• [YOUR OBJECTIVE]:
Answer with a single number: the count of lines that hold "baik".

** START OF RECORDS **

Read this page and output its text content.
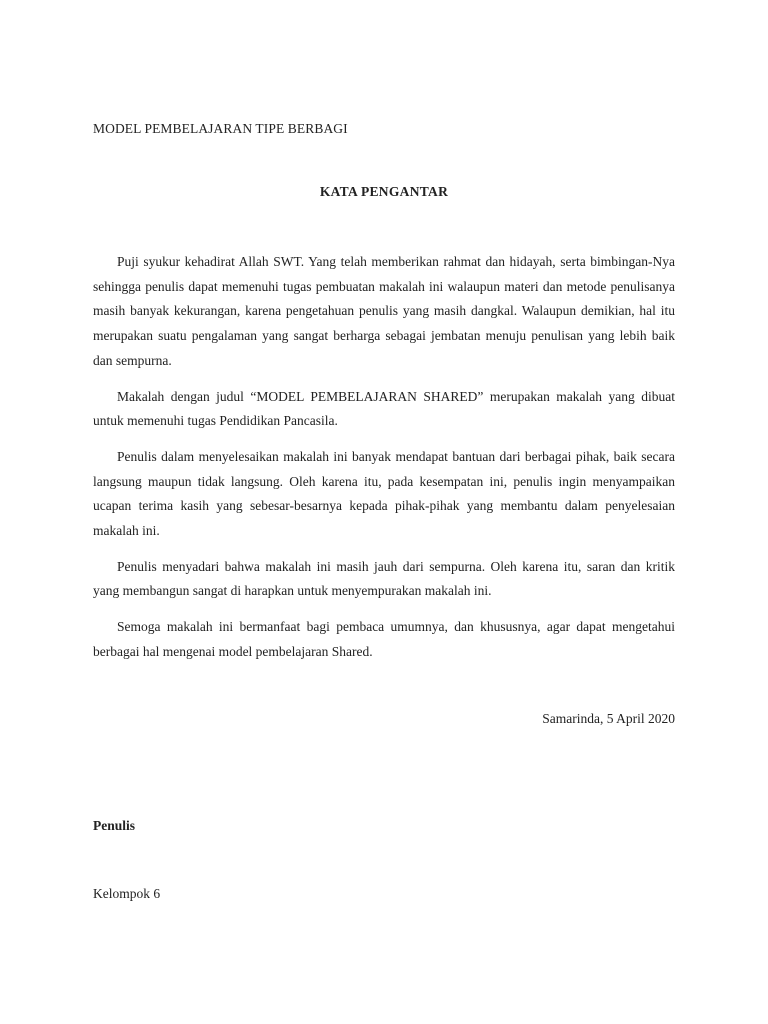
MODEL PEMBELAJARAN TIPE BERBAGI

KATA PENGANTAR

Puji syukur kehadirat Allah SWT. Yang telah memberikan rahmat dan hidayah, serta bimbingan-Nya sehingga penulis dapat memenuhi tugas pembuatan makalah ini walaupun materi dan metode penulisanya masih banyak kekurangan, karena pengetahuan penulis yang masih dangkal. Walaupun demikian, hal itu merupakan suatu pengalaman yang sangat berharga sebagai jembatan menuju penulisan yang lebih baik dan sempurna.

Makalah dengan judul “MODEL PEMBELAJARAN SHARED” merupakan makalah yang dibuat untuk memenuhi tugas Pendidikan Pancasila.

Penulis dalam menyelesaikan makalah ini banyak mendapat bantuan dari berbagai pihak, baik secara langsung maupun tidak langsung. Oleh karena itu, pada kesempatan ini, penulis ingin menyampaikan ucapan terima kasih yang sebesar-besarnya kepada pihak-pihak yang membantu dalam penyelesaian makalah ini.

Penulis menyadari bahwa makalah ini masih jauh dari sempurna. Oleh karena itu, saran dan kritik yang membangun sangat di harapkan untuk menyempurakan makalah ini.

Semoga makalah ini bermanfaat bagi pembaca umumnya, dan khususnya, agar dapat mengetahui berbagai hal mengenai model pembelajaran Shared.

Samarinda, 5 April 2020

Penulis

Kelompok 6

** END OF RECORDS **

• [SOLVED EXERCISE]:
2